TASK STATEMENT:
Only lines holding the string "JSON" are wanted; copy each one from the material.

>> Start DATA FOR THE TASK

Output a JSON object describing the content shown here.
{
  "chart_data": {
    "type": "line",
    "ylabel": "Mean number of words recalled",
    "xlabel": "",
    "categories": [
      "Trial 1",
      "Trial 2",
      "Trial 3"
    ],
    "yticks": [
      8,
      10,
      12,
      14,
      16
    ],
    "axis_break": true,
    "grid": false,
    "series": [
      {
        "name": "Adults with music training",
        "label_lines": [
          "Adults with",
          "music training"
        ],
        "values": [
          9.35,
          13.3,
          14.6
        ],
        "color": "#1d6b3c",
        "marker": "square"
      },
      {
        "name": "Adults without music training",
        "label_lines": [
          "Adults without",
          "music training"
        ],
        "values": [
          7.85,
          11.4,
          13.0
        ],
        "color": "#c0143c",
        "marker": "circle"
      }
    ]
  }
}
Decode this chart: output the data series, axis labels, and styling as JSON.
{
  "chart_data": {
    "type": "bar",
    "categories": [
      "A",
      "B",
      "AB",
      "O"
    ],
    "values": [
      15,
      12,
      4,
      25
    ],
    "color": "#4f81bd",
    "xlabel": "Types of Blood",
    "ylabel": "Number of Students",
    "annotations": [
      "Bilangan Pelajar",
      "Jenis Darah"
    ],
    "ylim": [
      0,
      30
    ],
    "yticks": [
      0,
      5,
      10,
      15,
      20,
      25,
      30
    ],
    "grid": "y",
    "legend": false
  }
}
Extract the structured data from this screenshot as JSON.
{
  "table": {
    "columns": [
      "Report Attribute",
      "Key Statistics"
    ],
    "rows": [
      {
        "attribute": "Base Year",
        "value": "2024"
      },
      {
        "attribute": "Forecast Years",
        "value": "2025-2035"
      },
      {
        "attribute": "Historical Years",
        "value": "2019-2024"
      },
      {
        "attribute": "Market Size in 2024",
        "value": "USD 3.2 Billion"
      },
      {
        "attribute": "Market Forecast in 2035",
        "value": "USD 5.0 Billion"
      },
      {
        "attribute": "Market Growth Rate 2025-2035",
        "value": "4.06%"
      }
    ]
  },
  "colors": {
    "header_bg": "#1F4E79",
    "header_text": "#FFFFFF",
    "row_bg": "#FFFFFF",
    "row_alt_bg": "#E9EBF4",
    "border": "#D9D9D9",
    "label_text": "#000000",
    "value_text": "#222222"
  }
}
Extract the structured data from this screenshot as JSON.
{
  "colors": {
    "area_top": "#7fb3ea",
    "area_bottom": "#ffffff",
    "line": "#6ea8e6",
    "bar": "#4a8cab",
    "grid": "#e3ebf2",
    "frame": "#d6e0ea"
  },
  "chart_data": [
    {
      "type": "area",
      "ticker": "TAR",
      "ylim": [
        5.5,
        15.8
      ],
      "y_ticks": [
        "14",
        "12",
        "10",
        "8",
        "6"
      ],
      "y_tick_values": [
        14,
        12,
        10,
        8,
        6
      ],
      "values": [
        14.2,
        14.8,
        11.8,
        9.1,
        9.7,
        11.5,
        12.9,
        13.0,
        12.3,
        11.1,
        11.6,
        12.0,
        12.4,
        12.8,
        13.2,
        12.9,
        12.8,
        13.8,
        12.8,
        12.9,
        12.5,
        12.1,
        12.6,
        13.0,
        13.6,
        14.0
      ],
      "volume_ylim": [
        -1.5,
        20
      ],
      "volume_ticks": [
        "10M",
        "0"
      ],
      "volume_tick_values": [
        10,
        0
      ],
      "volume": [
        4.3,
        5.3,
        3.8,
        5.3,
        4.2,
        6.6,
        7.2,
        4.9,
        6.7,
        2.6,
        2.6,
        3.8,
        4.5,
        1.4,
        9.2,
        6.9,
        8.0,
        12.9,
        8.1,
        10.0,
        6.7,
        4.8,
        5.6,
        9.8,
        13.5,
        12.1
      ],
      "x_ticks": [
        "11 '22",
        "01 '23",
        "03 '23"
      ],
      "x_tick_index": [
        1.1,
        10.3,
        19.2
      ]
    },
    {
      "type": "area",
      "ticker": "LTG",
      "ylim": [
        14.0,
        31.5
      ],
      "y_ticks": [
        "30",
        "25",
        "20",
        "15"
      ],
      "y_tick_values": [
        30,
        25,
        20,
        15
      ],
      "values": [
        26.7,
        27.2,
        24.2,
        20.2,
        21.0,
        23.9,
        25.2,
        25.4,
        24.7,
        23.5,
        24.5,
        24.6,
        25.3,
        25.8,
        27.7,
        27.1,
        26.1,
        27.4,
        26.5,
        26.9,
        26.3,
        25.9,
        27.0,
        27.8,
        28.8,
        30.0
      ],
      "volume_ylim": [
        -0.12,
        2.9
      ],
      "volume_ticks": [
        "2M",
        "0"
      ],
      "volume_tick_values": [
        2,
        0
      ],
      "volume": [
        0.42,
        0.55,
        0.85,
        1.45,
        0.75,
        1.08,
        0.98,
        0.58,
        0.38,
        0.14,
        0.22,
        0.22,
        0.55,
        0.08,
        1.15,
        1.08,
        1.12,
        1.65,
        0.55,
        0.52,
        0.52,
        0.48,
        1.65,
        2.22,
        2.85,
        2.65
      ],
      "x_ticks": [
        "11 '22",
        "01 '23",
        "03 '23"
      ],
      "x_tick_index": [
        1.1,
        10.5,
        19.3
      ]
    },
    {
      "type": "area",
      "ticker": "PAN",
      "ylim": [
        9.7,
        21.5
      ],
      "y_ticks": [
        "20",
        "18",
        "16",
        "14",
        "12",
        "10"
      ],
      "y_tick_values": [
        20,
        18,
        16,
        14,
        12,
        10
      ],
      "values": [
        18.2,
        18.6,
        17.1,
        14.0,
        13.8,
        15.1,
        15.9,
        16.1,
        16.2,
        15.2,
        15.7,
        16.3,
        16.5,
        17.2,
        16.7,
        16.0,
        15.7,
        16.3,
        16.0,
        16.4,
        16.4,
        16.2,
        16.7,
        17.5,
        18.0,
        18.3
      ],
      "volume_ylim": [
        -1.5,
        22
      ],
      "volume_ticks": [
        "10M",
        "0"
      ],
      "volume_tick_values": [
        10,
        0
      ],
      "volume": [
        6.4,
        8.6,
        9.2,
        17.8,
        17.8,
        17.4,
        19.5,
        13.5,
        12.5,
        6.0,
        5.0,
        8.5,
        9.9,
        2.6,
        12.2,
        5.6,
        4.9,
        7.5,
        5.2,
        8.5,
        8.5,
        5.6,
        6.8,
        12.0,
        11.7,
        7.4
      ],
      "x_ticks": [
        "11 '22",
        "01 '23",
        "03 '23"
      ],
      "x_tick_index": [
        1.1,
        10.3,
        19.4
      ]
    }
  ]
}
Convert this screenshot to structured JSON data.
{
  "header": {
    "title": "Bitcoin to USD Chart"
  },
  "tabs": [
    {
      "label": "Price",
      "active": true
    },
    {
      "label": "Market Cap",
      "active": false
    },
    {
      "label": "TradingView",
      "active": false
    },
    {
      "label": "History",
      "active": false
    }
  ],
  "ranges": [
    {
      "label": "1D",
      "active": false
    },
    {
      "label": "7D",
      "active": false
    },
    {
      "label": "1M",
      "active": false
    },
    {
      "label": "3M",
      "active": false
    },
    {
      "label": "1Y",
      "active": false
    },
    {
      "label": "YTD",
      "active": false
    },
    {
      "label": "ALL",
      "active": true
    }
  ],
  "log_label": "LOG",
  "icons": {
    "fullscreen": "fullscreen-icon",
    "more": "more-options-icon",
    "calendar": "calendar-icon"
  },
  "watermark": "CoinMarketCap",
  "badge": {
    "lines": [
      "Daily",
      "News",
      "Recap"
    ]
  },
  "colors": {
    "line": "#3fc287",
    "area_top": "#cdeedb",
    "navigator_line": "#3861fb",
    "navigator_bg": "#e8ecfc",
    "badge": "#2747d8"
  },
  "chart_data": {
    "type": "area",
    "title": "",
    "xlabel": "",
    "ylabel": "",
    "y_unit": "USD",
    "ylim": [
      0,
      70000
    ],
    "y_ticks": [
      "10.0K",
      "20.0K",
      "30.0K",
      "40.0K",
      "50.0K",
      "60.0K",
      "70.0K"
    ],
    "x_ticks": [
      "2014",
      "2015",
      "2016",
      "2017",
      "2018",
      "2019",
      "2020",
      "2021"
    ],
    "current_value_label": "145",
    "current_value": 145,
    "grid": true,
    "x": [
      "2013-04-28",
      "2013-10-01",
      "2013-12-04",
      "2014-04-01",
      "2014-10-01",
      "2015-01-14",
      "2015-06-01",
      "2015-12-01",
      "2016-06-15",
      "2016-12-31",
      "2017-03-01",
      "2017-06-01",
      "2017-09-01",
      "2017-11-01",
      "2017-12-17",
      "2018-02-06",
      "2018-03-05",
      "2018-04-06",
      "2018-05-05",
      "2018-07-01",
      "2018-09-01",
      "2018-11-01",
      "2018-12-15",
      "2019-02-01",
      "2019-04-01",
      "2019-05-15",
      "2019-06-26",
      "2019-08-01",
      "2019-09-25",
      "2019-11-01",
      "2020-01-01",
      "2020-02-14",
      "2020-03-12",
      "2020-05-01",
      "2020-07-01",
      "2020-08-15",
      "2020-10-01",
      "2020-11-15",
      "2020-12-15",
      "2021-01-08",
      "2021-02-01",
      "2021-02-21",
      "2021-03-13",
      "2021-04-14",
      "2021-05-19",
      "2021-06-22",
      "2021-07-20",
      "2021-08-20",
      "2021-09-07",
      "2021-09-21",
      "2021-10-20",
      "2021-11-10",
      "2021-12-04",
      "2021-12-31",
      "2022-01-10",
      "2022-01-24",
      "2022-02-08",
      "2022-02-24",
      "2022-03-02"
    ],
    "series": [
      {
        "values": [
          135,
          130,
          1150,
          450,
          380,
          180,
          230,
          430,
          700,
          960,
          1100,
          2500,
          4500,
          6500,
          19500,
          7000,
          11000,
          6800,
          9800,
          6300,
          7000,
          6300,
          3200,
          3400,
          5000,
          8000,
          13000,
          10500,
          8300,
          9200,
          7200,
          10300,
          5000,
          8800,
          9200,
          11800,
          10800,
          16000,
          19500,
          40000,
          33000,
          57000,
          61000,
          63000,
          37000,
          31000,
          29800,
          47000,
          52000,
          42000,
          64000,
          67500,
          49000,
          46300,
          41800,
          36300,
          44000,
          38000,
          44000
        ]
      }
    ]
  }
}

>> End DATA FOR THE TASK

OUTPUT FOR THIS TASK:
Output a JSON object describing the content shown here.
Decode this chart: output the data series, axis labels, and styling as JSON.
Extract the structured data from this screenshot as JSON.
Extract the structured data from this screenshot as JSON.
Convert this screenshot to structured JSON data.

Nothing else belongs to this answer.